● **WHAT YOU NEED TO DO**
Transcribe exactly the entries from the "Output a JSON" line to the end, both included, minus pictures.

● **DATASET**
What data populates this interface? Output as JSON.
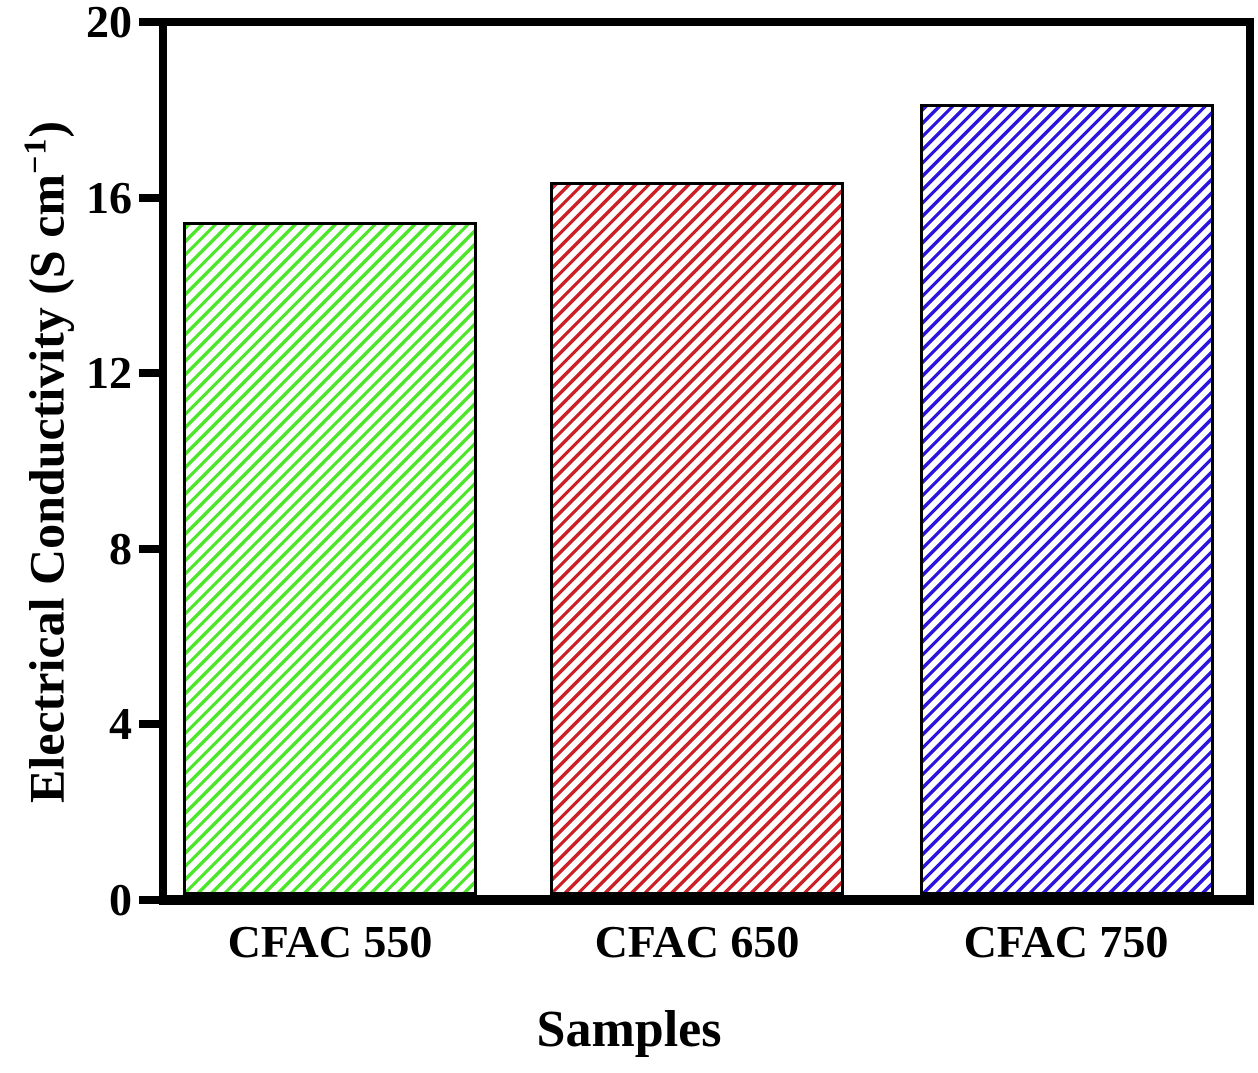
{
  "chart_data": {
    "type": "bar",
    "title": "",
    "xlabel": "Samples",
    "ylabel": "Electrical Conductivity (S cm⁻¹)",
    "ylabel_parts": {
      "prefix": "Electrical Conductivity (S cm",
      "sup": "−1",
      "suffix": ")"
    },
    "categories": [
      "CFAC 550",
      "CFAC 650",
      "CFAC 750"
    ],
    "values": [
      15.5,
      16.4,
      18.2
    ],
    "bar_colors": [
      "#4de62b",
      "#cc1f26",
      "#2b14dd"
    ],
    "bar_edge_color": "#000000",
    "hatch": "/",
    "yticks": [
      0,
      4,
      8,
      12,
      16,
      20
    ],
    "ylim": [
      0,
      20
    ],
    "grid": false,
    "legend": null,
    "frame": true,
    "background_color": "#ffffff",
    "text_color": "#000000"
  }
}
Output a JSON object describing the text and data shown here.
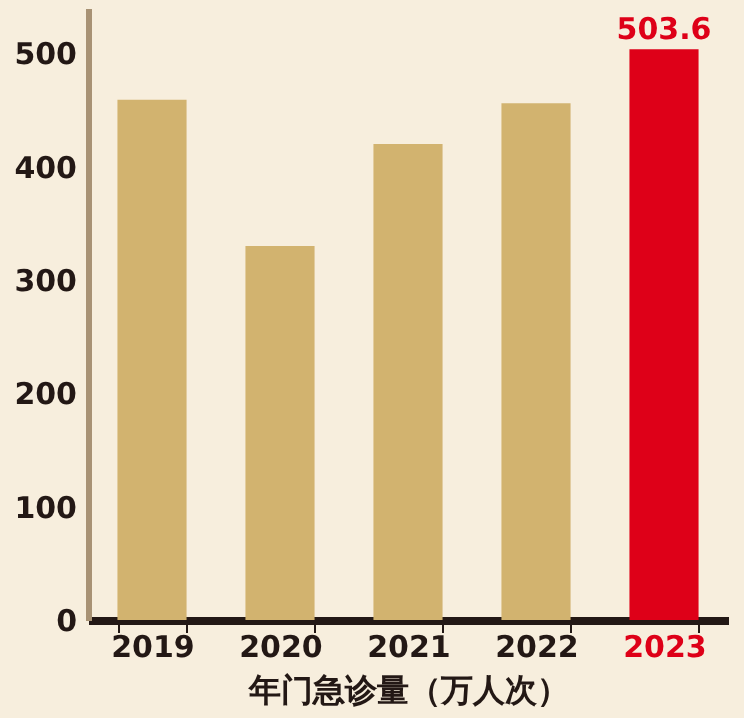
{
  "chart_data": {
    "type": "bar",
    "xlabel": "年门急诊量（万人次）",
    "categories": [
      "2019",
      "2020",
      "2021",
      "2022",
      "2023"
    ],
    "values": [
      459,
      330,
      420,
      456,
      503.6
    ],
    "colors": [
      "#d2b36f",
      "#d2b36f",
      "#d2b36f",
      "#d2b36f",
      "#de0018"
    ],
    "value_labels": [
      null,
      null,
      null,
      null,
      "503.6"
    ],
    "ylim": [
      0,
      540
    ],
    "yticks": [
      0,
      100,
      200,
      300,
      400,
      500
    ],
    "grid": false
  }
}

● **ANSWER TO THIS TASK**
Output a JSON object describing the text and data shown here.
{
  "chart_data": {
    "type": "bar",
    "xlabel": "年门急诊量（万人次）",
    "categories": [
      "2019",
      "2020",
      "2021",
      "2022",
      "2023"
    ],
    "values": [
      459,
      330,
      420,
      456,
      503.6
    ],
    "colors": [
      "#d2b36f",
      "#d2b36f",
      "#d2b36f",
      "#d2b36f",
      "#de0018"
    ],
    "value_labels": [
      null,
      null,
      null,
      null,
      "503.6"
    ],
    "ylim": [
      0,
      540
    ],
    "yticks": [
      0,
      100,
      200,
      300,
      400,
      500
    ],
    "grid": false
  }
}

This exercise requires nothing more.